- [Consigna a]:
Contesta según el fragmento del documento:
(i) ¿Qué dos escenas considera Miyazaki quizás más simbólicas, según la entrevista citada?
(ii) ¿Qué edad tiene la heroína?
(iii) ¿Qué hacen las bolas de hollín de la caldera cuando se esboza la primera sonrisa de la niña?

==== Fragmento del documento

Miyazaki dijo en una entrevista: ‘Dos escenas son quizás más simbólicas que otras. Aquella en la que Chihiro está acurrucada en la parte trasera del automóvil, al principio, y aquella, al final, donde aparece sola pero madura. Entre las dos está el significado de la película.’ El corazón de la obra, por lo tanto, es el que mira más que el que es mirado, es Chihiro, su evolución interna.
El viaje inmóvil de Hayao Miyazaki
De una sensibilidad notable, la película dibuja por toques sucesivos un viaje más abstracto que el que se nos presenta: el que emprende la heroína hacia una mayor madurez sin necesariamente ser consciente de ello. En varias ocasiones, la acción parece suspenderse para llamar nuestra atención sobre el impacto emocional de lo que atraviesa. La emoción nos abruma cuando dos manchas blancas en el iris de sus ojos son suficientes, por algún milagro de la animación, para señalar su emoción, la inminencia de sus lágrimas. Y recordarnos, porque, atrapados por la secuencia de eventos, podríamos haber tendido a olvidarlo, que ella es solo una niña de diez años embarcada en aventuras agotadoras.
También está ese momento en el que Linn tiene dificultades para encontrarle un uniforme porque todos son demasiado grandes para ella; aquel en el que Sen casi se desploma, agotada por una dura tarde; o ese despertar, la primera mañana, donde la heroína tiembla en silencio bajo sus sábanas, dándose cuenta una vez más de que no, todo esto no es un sueño.
Frente a Yubâba por primera vez, no tiene nada de la niña mimada, llorona y torpe que su empleadora denigra. Ciertamente, es su corta edad la que la impulsa a ejecutar al pie de la letra lo que le aconsejaron –insistir sin descanso para obtener trabajo en los baños–, y ella soporta los accesos de rabia de la bruja con una rectitud, una fuerza silenciosa que nos impacta.
Es la fuerza viva que revela un poco más en cada momento lo que le permite sobrevivir en Arubaya, y no alguna cualidad ejemplar con la que muchos héroes de cuentos para niños están dotados desde el principio. Sus reacciones espontáneas a los eventos en cascada dan forma por sí mismas a un aprendizaje sobre la amistad y la dedicación, e influyen en el curso de la historia, especialmente cuando se trata del Sin Rostro al que dejó entrar inocentemente en los baños y que se aprovecha de la codicia de los empleados.
Un simple rechazo de cualquier regalo que le ofrece –y la famosa bola mágica que le da, decidiendo así sacrificar, al menos temporalmente, a sus padres–, es suficiente para sumir al Sin Rostro en una profunda melancolía. Poco a poco, la niña encuentra su lugar, al margen del consumismo o individualismo que prevalecen en los baños. Su primera sonrisa se esboza cuando quiere salir a ver a sus padres transformados en cerdos y las bolas de hollín de la caldera le sacan amistosamente sus zapatillas de debajo del suelo, es decir, cuando experimenta por primera vez una verdadera solidaridad.

========
==== Datos proporcionados

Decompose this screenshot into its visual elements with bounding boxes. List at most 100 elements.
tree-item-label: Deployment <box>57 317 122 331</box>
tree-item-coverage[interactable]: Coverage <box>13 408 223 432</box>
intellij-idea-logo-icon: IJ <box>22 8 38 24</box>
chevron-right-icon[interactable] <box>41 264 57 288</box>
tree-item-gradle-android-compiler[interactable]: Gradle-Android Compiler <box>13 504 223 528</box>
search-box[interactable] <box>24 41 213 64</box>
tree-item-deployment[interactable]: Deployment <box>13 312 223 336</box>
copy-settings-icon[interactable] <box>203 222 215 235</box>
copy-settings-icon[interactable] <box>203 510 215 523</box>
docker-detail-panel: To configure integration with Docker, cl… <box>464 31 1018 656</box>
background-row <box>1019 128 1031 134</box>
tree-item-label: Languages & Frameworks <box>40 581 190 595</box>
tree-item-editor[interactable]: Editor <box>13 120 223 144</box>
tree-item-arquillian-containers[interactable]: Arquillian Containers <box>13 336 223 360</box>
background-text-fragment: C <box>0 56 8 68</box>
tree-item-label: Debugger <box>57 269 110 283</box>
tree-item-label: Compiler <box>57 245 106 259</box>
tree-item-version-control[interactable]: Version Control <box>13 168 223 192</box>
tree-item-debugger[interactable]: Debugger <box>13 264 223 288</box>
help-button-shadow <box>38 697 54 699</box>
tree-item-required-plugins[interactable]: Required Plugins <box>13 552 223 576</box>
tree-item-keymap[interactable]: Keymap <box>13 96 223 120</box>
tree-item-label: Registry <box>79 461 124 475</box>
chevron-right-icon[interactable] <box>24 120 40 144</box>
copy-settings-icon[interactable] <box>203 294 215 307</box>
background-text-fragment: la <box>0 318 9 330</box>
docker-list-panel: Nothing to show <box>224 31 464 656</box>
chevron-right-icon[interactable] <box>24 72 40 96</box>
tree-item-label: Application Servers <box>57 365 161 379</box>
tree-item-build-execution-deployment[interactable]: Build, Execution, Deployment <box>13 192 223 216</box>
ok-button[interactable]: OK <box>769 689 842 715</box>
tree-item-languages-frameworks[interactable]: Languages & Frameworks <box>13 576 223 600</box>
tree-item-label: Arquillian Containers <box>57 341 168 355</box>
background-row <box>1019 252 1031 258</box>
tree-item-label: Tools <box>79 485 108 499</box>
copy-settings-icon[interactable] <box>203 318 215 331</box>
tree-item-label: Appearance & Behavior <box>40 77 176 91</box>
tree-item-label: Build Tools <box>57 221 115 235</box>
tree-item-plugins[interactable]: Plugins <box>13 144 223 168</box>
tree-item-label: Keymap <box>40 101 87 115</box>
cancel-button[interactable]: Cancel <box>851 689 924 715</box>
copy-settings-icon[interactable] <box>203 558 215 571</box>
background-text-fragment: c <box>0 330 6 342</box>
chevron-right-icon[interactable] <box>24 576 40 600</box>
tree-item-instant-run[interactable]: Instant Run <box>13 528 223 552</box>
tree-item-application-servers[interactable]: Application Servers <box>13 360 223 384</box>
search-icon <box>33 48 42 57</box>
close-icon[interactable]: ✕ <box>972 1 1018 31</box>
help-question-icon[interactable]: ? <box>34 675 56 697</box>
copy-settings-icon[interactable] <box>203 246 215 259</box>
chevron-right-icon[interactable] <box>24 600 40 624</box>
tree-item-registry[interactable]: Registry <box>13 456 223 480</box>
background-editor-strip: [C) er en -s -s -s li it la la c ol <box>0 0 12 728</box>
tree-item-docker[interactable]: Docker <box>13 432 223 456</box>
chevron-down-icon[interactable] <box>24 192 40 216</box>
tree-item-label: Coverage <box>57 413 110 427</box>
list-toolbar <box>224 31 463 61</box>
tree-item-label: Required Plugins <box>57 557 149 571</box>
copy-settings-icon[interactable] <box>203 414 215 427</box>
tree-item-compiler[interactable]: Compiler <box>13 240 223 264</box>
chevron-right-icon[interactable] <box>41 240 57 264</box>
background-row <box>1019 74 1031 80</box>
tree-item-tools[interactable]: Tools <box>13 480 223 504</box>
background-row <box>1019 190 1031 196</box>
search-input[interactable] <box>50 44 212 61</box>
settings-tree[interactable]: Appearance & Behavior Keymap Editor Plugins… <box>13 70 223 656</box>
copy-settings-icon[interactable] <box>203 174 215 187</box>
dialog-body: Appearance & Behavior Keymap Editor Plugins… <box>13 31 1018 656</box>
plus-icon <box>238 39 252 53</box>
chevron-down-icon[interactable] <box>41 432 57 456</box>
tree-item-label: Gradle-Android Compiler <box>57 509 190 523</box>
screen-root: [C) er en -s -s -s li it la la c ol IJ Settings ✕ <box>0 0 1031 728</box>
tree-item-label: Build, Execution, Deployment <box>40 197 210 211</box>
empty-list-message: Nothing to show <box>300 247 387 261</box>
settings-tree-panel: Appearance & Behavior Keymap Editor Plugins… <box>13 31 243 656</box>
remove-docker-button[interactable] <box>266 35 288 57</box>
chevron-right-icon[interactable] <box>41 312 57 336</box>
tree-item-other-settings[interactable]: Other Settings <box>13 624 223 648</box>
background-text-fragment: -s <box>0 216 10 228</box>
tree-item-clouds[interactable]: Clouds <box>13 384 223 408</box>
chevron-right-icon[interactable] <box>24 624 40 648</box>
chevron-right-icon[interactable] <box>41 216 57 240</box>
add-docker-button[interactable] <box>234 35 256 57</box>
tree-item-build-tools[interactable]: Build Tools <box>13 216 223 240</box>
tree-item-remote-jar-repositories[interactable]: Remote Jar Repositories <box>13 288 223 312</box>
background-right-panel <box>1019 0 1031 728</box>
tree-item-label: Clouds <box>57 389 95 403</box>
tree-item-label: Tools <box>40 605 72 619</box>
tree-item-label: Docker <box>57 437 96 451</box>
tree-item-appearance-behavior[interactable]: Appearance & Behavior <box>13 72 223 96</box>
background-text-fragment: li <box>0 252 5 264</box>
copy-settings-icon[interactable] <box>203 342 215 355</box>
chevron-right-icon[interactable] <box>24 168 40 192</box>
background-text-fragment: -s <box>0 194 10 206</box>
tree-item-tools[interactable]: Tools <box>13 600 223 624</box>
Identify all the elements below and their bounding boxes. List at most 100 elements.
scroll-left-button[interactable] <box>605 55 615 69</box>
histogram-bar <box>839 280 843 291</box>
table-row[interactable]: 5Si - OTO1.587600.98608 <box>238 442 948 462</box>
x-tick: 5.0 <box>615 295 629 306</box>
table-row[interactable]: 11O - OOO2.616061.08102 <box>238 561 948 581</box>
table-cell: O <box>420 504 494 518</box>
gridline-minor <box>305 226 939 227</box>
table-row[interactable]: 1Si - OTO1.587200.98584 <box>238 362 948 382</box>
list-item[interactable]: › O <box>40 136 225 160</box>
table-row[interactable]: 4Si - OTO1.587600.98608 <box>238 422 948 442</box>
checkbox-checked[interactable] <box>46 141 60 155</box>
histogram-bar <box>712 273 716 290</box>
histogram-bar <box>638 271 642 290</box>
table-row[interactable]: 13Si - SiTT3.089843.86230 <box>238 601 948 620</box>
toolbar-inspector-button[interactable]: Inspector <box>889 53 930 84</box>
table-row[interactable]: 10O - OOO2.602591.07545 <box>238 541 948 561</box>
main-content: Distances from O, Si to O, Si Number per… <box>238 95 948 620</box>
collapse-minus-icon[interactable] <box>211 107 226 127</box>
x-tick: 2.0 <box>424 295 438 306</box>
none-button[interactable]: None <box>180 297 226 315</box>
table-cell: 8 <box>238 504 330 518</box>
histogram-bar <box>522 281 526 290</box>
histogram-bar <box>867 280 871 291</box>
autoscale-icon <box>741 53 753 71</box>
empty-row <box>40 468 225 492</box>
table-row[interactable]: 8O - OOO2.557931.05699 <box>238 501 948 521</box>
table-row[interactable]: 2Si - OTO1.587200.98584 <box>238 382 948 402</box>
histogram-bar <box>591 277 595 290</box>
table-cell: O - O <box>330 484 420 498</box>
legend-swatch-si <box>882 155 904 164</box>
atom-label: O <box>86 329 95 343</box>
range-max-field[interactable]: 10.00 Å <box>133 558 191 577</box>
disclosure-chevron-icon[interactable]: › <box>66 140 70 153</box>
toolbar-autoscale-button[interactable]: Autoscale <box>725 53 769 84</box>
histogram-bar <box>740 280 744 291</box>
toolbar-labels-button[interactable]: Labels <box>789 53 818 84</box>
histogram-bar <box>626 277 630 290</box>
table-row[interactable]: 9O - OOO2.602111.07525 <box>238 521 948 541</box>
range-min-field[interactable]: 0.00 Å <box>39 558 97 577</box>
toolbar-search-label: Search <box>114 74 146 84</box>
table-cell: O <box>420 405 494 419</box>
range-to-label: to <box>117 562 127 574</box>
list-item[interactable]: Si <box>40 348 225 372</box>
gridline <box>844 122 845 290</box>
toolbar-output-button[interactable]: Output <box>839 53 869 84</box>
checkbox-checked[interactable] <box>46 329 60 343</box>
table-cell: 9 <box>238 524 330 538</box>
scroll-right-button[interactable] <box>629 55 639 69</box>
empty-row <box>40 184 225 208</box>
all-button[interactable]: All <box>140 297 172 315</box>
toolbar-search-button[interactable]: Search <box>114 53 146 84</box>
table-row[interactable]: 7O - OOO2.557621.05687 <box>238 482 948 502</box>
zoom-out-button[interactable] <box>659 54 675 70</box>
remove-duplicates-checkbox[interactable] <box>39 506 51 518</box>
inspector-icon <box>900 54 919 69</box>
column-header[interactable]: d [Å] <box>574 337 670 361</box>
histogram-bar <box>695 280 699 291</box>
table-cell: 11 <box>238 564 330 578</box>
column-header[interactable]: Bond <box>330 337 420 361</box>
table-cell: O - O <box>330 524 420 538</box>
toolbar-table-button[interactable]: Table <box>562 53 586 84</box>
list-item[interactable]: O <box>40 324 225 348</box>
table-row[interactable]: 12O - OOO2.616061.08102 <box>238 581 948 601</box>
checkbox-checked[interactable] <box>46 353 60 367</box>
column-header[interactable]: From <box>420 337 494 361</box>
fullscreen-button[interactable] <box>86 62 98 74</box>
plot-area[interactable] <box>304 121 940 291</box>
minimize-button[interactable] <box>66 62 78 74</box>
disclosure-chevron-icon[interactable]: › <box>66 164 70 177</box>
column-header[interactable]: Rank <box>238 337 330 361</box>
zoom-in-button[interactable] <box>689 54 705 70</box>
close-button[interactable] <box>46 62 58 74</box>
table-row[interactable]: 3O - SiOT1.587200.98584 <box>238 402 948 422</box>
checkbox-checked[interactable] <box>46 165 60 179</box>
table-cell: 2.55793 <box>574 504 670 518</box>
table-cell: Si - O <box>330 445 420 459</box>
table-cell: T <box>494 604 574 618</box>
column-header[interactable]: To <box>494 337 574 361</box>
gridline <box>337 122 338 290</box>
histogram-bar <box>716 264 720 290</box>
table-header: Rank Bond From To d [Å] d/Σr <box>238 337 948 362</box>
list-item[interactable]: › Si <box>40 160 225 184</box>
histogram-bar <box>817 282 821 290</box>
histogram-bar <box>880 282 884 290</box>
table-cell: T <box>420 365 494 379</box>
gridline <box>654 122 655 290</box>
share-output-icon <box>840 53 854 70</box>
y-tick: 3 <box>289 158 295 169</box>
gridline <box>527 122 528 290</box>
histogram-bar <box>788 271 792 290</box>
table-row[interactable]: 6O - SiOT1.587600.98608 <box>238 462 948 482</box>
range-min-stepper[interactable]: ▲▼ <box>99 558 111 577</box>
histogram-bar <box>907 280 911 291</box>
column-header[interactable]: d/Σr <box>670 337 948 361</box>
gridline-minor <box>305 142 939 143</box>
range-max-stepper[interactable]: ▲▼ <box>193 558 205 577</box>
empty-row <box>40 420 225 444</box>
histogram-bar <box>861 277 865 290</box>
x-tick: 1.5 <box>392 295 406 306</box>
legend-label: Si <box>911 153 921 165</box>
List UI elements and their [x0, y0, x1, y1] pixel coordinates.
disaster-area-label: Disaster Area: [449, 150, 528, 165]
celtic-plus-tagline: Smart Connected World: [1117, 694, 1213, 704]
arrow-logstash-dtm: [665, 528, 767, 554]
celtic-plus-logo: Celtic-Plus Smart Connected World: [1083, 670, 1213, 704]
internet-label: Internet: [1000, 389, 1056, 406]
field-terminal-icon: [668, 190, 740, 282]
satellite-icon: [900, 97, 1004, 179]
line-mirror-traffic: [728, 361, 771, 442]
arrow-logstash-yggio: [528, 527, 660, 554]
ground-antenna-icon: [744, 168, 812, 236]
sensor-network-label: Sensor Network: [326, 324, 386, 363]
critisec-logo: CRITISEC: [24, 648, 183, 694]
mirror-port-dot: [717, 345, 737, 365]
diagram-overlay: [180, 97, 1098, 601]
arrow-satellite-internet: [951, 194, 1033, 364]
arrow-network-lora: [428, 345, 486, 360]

========

- [Consigna b]:
Copia sin cambios todo el listado, desde su comienzo hasta la línea que contiene "chevron-right-icon[interactable] <box>41 264", ambas incluidas.

- [Resultado del ejercicio a]:
(i) Aquella en la que Chihiro está acurrucada en la parte trasera del automóvil, al principio, y aquella, al final, donde aparece sola pero madura.
(ii) Diez años.
(iii) Le sacan amistosamente sus zapatillas de debajo del suelo.

- [Resultado del ejercicio b]:
Decompose this screenshot into its visual elements with bounding boxes. List at most 100 elements.
tree-item-label: Deployment <box>57 317 122 331</box>
tree-item-coverage[interactable]: Coverage <box>13 408 223 432</box>
intellij-idea-logo-icon: IJ <box>22 8 38 24</box>
chevron-right-icon[interactable] <box>41 264 57 288</box>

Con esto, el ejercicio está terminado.